> _Supplied records_
........
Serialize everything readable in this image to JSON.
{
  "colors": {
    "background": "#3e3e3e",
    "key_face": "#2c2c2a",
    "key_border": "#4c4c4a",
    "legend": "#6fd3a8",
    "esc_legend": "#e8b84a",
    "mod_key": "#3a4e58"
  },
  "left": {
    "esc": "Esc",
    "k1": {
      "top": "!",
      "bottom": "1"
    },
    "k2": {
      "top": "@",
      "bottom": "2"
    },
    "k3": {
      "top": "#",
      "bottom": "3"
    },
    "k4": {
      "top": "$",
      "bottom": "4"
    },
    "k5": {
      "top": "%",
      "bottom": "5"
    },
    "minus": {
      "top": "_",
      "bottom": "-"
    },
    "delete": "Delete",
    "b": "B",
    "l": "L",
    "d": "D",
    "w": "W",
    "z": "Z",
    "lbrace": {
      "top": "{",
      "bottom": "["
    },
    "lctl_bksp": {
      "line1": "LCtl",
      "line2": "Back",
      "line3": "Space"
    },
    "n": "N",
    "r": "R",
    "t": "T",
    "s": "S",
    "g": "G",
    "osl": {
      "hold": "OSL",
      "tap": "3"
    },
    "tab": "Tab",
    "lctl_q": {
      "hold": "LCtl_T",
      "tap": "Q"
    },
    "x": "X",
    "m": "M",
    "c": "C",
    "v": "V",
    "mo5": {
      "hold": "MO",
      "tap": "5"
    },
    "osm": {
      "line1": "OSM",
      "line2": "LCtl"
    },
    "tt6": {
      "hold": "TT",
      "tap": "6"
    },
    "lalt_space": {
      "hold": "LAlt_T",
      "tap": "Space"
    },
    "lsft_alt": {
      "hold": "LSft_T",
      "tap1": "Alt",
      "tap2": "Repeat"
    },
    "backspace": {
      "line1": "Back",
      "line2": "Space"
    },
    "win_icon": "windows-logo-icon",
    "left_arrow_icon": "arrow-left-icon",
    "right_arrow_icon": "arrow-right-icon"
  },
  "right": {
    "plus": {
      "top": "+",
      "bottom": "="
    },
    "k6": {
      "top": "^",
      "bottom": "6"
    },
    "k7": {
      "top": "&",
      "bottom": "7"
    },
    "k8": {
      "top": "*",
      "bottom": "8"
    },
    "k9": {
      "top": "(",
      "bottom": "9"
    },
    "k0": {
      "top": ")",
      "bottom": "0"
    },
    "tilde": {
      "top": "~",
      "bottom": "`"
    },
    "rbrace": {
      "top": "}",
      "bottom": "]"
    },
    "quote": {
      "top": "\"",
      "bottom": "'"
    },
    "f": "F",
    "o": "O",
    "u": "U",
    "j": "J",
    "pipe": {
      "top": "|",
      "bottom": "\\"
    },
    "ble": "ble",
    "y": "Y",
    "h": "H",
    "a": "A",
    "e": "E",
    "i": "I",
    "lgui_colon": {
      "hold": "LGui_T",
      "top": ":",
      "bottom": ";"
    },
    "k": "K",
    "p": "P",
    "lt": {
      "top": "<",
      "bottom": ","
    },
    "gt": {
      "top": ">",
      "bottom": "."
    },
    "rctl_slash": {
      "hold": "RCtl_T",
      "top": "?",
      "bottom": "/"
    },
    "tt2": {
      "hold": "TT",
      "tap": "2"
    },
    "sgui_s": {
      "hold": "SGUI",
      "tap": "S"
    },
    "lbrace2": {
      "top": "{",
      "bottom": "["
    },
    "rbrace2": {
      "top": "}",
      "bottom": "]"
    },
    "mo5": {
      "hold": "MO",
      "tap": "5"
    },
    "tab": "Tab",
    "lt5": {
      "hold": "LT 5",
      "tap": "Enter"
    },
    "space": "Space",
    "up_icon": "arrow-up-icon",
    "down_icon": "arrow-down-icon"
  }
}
........
Identify and copy lines that hold the string "icon".

> _Answer to the exercise_
    "win_icon": "windows-logo-icon",
    "left_arrow_icon": "arrow-left-icon",
    "right_arrow_icon": "arrow-right-icon"
    "up_icon": "arrow-up-icon",
    "down_icon": "arrow-down-icon"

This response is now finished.